GIVEN REQUEST:
Find each line with the word "text" in it, then give the total alone.

** START OF RECORDS TO PROCESS **

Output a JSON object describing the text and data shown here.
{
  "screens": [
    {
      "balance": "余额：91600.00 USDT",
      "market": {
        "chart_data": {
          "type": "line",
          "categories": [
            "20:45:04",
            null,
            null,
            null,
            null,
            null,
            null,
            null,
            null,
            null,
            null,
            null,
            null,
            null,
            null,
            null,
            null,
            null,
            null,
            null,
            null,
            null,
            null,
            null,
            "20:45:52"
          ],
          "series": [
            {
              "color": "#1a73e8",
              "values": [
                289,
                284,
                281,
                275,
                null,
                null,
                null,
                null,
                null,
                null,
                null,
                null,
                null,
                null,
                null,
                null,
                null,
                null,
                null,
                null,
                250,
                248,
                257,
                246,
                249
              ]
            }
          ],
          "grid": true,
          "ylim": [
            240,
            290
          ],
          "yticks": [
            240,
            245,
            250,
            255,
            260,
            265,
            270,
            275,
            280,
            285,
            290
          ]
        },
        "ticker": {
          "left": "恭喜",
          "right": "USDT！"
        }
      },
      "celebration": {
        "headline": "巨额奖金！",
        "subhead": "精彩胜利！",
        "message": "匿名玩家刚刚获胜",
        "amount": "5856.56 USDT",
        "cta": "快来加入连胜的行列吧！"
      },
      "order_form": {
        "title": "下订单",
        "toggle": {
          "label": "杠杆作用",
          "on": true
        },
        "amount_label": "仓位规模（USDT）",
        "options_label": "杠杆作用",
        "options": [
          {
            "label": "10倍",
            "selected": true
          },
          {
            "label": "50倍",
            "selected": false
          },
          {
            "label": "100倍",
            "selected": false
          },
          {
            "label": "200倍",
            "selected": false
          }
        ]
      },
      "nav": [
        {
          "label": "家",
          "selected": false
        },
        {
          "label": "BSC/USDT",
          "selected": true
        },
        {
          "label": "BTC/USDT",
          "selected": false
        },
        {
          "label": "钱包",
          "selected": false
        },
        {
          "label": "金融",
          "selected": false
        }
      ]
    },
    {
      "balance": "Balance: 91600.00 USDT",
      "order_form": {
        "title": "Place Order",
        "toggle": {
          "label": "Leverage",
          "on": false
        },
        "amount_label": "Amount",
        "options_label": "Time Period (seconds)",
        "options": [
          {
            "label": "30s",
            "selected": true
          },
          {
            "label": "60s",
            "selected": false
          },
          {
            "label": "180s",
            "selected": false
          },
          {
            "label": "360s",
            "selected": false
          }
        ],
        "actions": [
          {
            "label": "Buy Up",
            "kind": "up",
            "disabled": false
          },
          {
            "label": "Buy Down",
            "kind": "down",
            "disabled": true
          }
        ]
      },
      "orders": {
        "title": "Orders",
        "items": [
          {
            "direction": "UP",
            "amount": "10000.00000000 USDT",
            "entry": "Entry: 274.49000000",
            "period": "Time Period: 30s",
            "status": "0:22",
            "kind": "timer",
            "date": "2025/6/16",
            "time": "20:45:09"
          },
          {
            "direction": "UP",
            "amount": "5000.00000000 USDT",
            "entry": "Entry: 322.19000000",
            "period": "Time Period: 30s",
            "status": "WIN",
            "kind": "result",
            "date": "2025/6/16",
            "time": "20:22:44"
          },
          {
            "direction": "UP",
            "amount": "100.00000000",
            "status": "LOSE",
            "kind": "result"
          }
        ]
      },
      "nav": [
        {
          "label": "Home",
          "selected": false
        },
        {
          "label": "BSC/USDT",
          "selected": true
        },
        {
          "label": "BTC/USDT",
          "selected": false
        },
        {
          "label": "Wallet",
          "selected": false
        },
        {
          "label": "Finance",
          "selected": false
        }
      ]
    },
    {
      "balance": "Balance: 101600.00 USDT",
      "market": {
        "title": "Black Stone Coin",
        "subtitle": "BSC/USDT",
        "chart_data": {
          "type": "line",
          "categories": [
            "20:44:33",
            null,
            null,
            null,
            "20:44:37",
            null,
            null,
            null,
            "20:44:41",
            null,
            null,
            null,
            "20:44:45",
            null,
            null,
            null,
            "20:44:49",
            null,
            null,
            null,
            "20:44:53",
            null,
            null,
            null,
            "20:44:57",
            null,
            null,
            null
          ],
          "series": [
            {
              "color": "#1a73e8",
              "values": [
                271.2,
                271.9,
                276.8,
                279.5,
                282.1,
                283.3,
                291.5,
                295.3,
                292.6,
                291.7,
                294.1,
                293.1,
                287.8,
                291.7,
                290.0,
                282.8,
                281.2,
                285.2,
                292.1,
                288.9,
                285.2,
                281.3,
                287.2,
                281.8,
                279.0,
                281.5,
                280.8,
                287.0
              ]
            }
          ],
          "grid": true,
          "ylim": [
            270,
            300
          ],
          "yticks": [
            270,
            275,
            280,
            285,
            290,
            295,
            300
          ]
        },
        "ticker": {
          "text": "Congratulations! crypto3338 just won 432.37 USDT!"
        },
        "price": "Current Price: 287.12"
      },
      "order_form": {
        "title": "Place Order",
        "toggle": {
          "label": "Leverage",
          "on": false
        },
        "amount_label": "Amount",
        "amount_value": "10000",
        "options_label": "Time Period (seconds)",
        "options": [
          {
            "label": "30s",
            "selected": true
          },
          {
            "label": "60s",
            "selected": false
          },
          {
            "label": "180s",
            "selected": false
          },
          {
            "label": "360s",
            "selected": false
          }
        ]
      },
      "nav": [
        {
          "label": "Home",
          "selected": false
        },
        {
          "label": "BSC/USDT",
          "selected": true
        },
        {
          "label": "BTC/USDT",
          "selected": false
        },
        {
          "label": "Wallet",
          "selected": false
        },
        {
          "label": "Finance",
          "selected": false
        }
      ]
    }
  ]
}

** END OF RECORDS TO PROCESS **

RIGHT ANSWER:
2